** START **
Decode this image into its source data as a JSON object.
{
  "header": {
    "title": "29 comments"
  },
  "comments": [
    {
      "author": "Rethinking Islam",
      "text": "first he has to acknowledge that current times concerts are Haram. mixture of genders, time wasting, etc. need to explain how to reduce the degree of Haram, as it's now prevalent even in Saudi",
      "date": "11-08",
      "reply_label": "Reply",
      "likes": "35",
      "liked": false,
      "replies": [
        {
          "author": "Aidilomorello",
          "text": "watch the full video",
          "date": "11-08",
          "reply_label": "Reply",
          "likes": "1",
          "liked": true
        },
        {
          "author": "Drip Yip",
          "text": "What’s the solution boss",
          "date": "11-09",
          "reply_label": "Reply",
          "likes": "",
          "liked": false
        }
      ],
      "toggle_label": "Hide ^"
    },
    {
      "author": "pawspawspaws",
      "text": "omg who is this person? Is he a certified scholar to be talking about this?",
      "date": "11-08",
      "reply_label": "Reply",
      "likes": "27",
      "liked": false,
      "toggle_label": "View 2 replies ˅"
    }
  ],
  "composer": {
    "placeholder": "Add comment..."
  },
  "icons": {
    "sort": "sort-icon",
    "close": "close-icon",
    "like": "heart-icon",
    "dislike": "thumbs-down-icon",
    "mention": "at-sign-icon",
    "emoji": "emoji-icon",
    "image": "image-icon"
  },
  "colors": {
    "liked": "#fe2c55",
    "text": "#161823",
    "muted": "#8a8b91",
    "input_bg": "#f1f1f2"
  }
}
** END **
▶ [Prompt] Write the entries again, exactly as they stand.

▶ [Result]
Decode this image into its source data as a JSON object.
{
  "header": {
    "title": "29 comments"
  },
  "comments": [
    {
      "author": "Rethinking Islam",
      "text": "first he has to acknowledge that current times concerts are Haram. mixture of genders, time wasting, etc. need to explain how to reduce the degree of Haram, as it's now prevalent even in Saudi",
      "date": "11-08",
      "reply_label": "Reply",
      "likes": "35",
      "liked": false,
      "replies": [
        {
          "author": "Aidilomorello",
          "text": "watch the full video",
          "date": "11-08",
          "reply_label": "Reply",
          "likes": "1",
          "liked": true
        },
        {
          "author": "Drip Yip",
          "text": "What’s the solution boss",
          "date": "11-09",
          "reply_label": "Reply",
          "likes": "",
          "liked": false
        }
      ],
      "toggle_label": "Hide ^"
    },
    {
      "author": "pawspawspaws",
      "text": "omg who is this person? Is he a certified scholar to be talking about this?",
      "date": "11-08",
      "reply_label": "Reply",
      "likes": "27",
      "liked": false,
      "toggle_label": "View 2 replies ˅"
    }
  ],
  "composer": {
    "placeholder": "Add comment..."
  },
  "icons": {
    "sort": "sort-icon",
    "close": "close-icon",
    "like": "heart-icon",
    "dislike": "thumbs-down-icon",
    "mention": "at-sign-icon",
    "emoji": "emoji-icon",
    "image": "image-icon"
  },
  "colors": {
    "liked": "#fe2c55",
    "text": "#161823",
    "muted": "#8a8b91",
    "input_bg": "#f1f1f2"
  }
}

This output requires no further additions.